* **PROBLEM**
Print the records again, character for character.

* **ENTRIES**
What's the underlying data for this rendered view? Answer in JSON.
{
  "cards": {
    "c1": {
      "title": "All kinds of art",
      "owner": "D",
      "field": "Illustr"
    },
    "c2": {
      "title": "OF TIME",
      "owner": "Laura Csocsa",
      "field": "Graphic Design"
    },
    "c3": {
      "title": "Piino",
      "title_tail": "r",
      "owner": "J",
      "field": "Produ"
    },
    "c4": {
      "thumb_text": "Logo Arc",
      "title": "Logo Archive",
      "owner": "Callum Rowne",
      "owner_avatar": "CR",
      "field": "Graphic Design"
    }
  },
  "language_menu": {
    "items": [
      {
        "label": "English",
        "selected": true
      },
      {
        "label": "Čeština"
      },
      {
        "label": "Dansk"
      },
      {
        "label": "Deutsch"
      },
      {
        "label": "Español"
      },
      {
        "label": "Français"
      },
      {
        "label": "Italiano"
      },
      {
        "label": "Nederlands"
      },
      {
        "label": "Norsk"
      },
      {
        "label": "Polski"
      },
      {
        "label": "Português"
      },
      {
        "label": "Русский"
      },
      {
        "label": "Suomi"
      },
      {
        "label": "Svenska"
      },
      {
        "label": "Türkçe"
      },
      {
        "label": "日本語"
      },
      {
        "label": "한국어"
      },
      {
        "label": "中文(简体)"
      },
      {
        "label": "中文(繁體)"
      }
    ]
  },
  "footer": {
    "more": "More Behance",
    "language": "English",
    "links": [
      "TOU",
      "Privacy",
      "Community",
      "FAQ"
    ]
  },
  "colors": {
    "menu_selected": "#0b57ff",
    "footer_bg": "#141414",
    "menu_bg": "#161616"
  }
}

* **FINISHED EXERCISE**
What's the underlying data for this rendered view? Answer in JSON.
{
  "cards": {
    "c1": {
      "title": "All kinds of art",
      "owner": "D",
      "field": "Illustr"
    },
    "c2": {
      "title": "OF TIME",
      "owner": "Laura Csocsa",
      "field": "Graphic Design"
    },
    "c3": {
      "title": "Piino",
      "title_tail": "r",
      "owner": "J",
      "field": "Produ"
    },
    "c4": {
      "thumb_text": "Logo Arc",
      "title": "Logo Archive",
      "owner": "Callum Rowne",
      "owner_avatar": "CR",
      "field": "Graphic Design"
    }
  },
  "language_menu": {
    "items": [
      {
        "label": "English",
        "selected": true
      },
      {
        "label": "Čeština"
      },
      {
        "label": "Dansk"
      },
      {
        "label": "Deutsch"
      },
      {
        "label": "Español"
      },
      {
        "label": "Français"
      },
      {
        "label": "Italiano"
      },
      {
        "label": "Nederlands"
      },
      {
        "label": "Norsk"
      },
      {
        "label": "Polski"
      },
      {
        "label": "Português"
      },
      {
        "label": "Русский"
      },
      {
        "label": "Suomi"
      },
      {
        "label": "Svenska"
      },
      {
        "label": "Türkçe"
      },
      {
        "label": "日本語"
      },
      {
        "label": "한국어"
      },
      {
        "label": "中文(简体)"
      },
      {
        "label": "中文(繁體)"
      }
    ]
  },
  "footer": {
    "more": "More Behance",
    "language": "English",
    "links": [
      "TOU",
      "Privacy",
      "Community",
      "FAQ"
    ]
  },
  "colors": {
    "menu_selected": "#0b57ff",
    "footer_bg": "#141414",
    "menu_bg": "#161616"
  }
}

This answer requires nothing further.